**What is required:**
Where the string "Limited" occurs in the material below, report the whole line.

**Records:**
┏━━
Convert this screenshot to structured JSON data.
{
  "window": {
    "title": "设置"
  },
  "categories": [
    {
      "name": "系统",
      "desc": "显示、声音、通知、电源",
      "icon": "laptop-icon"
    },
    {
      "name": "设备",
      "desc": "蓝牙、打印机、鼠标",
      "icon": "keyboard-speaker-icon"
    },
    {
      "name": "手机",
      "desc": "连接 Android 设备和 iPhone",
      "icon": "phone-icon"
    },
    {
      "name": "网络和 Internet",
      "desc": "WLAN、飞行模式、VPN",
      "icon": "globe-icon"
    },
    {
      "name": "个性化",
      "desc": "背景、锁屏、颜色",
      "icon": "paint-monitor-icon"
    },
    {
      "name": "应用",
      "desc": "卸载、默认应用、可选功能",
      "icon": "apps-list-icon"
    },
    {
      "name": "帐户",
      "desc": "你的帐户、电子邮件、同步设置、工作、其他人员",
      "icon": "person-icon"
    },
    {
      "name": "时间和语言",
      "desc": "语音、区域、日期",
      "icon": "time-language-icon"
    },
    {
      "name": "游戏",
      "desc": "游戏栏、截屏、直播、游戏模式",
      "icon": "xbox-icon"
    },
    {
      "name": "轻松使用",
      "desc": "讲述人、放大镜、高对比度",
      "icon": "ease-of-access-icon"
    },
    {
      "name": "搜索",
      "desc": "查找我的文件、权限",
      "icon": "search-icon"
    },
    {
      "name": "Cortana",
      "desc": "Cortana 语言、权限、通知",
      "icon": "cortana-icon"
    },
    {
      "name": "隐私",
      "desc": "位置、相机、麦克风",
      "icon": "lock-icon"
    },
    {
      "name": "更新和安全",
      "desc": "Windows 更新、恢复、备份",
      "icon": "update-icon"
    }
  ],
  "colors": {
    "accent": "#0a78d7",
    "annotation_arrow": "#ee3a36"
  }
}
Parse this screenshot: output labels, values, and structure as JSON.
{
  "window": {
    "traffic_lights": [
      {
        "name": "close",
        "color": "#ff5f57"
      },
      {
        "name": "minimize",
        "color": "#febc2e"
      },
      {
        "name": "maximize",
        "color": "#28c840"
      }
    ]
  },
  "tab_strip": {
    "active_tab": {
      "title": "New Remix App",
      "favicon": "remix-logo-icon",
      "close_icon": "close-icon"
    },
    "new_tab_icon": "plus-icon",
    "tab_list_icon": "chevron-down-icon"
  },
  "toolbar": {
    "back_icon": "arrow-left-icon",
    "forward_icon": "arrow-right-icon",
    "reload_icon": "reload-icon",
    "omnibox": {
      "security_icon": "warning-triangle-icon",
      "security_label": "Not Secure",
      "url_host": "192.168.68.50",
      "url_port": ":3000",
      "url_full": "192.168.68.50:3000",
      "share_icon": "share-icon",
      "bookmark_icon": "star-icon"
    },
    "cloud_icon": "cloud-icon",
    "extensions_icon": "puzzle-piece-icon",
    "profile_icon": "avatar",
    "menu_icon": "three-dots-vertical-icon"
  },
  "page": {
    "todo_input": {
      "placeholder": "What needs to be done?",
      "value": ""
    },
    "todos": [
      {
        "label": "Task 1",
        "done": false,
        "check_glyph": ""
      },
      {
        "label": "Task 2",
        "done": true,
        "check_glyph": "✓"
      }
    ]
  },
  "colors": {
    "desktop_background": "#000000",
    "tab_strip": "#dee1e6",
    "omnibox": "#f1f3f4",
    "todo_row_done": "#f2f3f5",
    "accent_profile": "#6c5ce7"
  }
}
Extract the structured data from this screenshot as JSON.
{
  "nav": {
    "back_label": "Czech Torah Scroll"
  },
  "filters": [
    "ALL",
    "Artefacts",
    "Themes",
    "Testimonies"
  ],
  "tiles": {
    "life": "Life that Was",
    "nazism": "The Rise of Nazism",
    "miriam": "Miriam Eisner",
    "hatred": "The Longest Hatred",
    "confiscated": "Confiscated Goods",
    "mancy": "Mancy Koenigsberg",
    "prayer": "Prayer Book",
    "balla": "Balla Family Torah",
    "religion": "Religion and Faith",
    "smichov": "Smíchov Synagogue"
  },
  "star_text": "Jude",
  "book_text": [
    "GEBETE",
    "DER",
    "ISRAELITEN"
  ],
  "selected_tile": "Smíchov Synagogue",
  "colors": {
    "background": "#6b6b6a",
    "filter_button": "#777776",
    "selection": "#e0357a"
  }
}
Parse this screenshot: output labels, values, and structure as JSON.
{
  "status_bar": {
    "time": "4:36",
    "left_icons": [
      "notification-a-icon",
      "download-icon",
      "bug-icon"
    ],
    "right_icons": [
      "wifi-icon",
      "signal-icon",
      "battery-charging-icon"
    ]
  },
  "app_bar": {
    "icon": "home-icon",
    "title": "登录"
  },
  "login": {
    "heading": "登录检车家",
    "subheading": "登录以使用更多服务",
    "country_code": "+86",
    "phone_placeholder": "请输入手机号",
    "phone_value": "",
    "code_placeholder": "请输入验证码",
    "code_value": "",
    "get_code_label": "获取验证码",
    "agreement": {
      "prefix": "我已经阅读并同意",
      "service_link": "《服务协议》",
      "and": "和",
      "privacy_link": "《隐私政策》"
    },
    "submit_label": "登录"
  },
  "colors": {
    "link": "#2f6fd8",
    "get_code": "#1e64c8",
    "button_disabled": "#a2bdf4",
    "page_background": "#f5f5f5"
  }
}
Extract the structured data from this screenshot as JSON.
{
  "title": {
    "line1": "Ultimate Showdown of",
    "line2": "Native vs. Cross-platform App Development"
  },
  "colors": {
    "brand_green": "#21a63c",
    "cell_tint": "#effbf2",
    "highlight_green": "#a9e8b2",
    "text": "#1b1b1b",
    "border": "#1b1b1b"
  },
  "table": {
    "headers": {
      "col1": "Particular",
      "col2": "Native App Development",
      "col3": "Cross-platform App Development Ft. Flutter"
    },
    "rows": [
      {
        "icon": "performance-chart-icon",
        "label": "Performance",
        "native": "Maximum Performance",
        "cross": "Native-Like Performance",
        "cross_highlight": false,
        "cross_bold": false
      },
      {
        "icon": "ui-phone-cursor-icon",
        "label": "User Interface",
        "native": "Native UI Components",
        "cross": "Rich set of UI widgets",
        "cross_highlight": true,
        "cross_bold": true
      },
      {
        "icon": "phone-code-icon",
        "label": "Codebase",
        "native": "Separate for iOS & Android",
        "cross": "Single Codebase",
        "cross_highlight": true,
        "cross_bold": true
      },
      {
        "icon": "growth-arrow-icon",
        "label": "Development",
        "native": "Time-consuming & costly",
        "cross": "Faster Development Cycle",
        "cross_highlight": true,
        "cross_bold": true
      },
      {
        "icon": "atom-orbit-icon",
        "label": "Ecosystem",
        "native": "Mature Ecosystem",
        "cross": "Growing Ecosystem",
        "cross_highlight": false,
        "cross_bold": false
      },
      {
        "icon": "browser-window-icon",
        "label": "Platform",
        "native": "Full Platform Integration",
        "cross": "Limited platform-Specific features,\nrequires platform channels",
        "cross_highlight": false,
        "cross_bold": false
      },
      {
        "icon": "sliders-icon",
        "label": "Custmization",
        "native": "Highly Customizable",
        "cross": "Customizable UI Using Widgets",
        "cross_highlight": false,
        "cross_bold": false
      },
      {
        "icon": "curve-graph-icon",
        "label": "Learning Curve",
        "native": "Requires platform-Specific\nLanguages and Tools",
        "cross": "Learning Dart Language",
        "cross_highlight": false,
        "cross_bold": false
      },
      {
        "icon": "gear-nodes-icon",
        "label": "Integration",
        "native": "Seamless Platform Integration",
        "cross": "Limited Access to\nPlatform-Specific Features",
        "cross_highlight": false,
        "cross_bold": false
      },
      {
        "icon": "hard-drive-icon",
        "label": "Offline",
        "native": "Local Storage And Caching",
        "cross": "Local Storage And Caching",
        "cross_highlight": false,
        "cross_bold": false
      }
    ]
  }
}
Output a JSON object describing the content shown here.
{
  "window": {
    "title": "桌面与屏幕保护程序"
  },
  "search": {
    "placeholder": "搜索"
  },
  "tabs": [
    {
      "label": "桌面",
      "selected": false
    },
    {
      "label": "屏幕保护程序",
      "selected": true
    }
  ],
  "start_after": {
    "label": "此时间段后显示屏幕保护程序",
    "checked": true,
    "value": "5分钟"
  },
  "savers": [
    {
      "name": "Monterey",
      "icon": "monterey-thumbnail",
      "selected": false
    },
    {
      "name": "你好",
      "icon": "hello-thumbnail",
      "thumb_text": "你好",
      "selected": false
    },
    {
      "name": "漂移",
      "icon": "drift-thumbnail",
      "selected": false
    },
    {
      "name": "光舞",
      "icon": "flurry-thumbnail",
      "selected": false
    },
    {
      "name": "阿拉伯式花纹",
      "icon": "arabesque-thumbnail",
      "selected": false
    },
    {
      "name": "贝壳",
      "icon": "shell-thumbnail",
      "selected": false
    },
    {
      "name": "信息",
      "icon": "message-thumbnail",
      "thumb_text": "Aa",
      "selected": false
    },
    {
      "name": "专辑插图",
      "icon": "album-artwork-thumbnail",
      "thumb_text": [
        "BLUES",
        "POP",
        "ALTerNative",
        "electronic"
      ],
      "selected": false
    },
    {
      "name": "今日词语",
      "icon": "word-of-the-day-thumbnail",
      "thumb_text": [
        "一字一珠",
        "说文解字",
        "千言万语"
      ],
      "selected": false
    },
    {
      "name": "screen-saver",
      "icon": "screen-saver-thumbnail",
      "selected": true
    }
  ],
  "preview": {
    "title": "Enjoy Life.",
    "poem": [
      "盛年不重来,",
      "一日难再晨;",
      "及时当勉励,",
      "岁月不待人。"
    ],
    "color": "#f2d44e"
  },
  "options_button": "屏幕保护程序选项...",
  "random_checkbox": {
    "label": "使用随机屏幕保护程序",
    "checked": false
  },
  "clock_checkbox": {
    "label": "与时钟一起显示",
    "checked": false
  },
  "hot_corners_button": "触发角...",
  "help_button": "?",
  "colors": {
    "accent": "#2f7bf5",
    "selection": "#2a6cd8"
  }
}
┗━━
**In response:**
        "cross": "Limited platform-Specific features,\nrequires platform channels",
        "cross": "Limited Access to\nPlatform-Specific Features",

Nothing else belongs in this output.